THE INPUT =
- - -

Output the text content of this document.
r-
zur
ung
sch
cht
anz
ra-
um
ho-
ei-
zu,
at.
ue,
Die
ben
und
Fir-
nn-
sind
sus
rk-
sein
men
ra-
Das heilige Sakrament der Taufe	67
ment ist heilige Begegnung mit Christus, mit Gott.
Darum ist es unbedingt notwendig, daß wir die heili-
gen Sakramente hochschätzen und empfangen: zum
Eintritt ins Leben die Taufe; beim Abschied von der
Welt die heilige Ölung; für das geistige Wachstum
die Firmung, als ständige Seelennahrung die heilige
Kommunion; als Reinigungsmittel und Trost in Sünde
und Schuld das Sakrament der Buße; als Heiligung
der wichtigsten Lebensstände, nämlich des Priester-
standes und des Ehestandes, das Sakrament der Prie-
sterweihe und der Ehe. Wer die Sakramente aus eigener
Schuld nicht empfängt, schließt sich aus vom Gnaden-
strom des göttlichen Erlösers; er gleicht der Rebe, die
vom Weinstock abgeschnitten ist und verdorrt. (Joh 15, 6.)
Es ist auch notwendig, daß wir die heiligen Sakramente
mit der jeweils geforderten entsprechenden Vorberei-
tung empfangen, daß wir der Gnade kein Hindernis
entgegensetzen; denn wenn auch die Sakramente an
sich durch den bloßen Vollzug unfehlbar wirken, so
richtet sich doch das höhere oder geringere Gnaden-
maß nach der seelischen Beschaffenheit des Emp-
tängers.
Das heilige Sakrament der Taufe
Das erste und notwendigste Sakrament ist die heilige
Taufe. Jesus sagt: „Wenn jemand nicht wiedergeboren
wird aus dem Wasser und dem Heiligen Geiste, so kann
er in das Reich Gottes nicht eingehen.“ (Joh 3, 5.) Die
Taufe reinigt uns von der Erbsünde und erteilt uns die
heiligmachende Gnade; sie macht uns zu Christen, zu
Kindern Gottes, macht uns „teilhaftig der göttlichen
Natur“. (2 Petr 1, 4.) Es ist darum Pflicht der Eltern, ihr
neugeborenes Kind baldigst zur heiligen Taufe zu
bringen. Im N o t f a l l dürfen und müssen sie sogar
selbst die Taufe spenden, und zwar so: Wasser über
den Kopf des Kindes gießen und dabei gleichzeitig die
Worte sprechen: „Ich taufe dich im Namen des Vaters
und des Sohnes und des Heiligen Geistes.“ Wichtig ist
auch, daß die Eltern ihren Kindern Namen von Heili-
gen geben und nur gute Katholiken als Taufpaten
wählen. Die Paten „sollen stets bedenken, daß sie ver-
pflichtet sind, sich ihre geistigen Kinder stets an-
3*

- - -

Identify the lines above with the word "empfangen". Copy them.

TASK SOLUTION =
gen Sakramente hochschätzen und empfangen: zum
tung empfangen, daß wir der Gnade kein Hindernis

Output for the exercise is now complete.